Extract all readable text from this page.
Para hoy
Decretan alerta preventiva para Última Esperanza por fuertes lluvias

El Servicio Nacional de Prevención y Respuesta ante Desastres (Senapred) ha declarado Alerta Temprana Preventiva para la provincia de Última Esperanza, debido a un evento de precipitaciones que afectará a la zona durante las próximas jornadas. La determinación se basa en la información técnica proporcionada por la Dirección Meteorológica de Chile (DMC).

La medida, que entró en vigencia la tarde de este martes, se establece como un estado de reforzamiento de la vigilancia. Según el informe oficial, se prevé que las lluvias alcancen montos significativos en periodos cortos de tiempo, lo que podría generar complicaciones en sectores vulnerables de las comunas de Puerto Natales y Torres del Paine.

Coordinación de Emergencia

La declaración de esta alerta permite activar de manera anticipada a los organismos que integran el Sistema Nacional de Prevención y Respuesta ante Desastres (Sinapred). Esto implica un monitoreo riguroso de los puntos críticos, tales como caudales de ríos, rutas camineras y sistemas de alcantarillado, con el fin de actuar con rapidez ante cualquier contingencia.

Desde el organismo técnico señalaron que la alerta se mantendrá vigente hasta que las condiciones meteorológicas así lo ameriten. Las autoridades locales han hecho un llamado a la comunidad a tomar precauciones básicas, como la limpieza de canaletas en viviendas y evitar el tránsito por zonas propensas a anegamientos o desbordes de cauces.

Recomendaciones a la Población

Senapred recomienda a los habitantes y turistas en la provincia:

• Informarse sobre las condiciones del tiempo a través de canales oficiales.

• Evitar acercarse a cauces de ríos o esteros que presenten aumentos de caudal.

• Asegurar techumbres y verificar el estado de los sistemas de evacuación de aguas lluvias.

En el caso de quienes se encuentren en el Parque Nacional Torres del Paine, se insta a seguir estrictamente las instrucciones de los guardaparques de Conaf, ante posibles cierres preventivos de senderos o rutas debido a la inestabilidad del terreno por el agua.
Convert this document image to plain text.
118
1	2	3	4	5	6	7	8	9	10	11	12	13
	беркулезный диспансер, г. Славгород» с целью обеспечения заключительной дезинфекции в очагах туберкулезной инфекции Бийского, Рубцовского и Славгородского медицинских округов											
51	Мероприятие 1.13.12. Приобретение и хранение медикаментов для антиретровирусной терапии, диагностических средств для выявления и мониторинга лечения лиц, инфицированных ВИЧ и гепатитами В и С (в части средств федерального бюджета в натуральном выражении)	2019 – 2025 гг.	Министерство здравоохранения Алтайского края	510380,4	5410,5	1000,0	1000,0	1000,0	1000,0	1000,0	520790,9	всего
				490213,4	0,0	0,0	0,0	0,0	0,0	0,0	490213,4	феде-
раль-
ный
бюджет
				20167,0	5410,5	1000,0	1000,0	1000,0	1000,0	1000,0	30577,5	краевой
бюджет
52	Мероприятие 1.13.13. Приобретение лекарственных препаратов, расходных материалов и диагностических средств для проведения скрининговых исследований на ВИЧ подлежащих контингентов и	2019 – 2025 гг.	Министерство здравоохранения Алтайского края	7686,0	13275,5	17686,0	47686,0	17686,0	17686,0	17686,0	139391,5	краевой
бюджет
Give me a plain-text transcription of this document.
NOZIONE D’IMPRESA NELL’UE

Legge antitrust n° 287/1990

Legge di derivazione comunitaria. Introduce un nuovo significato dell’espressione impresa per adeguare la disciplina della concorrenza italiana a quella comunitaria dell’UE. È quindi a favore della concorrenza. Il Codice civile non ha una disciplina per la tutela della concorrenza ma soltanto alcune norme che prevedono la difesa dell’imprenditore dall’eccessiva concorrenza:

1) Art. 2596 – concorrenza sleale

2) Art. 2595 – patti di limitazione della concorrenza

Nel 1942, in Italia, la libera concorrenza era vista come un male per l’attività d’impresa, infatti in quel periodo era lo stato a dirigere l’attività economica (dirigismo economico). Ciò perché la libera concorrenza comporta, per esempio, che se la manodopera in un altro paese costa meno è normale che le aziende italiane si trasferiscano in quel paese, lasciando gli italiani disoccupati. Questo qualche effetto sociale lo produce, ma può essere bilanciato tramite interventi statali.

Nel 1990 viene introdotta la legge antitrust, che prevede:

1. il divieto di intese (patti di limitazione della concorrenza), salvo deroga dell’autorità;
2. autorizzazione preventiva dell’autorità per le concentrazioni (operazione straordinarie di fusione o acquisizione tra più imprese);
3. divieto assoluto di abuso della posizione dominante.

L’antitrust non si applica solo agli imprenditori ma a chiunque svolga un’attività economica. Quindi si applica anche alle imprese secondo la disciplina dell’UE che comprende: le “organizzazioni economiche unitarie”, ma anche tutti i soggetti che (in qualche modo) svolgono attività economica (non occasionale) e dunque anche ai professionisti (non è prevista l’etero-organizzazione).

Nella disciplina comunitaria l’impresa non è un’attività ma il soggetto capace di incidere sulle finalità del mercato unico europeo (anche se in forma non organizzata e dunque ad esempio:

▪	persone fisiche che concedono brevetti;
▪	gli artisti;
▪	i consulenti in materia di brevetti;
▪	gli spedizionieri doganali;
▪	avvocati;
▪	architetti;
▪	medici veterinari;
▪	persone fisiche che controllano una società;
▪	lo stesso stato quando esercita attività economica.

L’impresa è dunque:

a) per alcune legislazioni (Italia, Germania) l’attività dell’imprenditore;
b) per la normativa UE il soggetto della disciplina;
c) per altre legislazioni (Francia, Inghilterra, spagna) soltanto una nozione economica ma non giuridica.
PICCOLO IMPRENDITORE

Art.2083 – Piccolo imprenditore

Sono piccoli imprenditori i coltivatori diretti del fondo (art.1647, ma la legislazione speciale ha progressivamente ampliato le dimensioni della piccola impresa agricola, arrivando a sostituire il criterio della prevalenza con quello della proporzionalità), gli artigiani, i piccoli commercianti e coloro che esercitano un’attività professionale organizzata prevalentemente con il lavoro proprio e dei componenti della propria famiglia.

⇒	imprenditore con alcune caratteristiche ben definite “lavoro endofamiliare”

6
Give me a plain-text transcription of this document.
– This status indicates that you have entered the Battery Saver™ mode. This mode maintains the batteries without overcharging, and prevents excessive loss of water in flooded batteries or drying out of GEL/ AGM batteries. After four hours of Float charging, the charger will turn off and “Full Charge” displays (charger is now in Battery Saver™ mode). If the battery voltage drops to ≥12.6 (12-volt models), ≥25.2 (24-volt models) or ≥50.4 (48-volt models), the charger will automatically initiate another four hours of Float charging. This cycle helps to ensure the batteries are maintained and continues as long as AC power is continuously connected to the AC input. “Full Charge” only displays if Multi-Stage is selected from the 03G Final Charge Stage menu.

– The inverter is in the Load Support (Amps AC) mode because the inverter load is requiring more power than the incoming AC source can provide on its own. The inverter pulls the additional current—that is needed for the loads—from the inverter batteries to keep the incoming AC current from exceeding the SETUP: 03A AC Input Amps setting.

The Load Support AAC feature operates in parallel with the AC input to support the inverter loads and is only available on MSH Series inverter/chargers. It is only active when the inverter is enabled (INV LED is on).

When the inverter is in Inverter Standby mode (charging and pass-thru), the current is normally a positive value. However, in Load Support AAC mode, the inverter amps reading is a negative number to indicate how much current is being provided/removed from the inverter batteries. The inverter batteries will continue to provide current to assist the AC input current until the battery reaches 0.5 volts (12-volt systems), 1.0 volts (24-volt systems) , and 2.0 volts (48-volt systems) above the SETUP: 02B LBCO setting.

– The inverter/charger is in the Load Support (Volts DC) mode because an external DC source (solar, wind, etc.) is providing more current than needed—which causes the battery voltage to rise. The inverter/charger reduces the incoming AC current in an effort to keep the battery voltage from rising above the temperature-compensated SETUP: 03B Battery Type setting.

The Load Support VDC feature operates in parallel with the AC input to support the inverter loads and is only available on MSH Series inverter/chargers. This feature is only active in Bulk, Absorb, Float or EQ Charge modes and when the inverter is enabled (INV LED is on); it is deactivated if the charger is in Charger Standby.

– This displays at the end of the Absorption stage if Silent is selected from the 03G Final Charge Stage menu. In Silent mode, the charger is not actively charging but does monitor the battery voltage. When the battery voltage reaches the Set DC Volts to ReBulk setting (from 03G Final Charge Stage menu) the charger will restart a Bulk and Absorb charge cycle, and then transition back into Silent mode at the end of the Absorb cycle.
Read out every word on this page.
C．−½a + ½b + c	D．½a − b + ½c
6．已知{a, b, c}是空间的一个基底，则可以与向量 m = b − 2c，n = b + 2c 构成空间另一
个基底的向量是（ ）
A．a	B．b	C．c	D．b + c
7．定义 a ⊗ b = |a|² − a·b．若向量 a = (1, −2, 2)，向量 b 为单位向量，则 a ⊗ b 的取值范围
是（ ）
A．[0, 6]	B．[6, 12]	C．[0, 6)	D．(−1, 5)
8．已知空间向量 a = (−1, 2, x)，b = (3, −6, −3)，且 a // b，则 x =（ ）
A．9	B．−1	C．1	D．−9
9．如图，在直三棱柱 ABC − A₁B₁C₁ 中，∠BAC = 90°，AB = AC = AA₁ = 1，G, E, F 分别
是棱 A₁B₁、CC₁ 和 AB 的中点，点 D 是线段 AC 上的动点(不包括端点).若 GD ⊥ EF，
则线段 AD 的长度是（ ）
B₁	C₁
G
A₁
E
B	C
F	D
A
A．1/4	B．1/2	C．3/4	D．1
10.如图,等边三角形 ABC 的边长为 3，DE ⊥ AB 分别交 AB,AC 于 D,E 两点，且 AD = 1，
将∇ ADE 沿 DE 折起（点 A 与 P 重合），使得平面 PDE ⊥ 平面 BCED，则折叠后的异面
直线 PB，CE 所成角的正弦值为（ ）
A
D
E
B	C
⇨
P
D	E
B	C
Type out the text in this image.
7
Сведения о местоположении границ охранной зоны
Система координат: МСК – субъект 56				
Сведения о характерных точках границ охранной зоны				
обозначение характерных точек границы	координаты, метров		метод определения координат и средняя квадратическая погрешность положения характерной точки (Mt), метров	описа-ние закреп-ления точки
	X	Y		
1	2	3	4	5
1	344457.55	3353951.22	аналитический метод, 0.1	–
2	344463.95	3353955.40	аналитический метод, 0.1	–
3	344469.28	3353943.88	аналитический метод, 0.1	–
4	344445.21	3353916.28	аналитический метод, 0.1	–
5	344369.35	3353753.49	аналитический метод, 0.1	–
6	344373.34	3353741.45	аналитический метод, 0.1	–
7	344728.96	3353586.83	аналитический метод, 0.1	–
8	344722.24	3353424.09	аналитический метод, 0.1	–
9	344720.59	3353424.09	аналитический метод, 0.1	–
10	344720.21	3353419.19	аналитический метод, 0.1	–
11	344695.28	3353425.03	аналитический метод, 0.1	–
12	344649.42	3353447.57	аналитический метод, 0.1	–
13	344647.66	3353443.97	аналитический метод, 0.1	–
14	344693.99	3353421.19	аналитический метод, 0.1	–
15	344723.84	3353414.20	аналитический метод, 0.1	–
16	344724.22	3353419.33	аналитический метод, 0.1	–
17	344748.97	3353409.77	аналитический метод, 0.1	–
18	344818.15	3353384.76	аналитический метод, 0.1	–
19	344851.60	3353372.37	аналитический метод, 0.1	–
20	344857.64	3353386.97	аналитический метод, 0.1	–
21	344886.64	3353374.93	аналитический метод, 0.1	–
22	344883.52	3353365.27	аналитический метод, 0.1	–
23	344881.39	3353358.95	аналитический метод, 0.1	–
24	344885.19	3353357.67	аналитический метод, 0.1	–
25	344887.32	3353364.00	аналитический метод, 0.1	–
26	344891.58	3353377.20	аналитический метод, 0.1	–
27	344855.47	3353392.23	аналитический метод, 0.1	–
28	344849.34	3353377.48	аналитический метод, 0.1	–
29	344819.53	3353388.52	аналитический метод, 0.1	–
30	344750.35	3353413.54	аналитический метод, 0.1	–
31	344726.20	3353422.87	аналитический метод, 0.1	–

────────

Gather up the lines that contain the word "current".

**Final result:**
– The inverter is in the Load Support (Amps AC) mode because the inverter load is requiring more power than the incoming AC source can provide on its own. The inverter pulls the additional current—that is needed for the loads—from the inverter batteries to keep the incoming AC current from exceeding the SETUP: 03A AC Input Amps setting.
When the inverter is in Inverter Standby mode (charging and pass-thru), the current is normally a positive value. However, in Load Support AAC mode, the inverter amps reading is a negative number to indicate how much current is being provided/removed from the inverter batteries. The inverter batteries will continue to provide current to assist the AC input current until the battery reaches 0.5 volts (12-volt systems), 1.0 volts (24-volt systems) , and 2.0 volts (48-volt systems) above the SETUP: 02B LBCO setting.
– The inverter/charger is in the Load Support (Volts DC) mode because an external DC source (solar, wind, etc.) is providing more current than needed—which causes the battery voltage to rise. The inverter/charger reduces the incoming AC current in an effort to keep the battery voltage from rising above the temperature-compensated SETUP: 03B Battery Type setting.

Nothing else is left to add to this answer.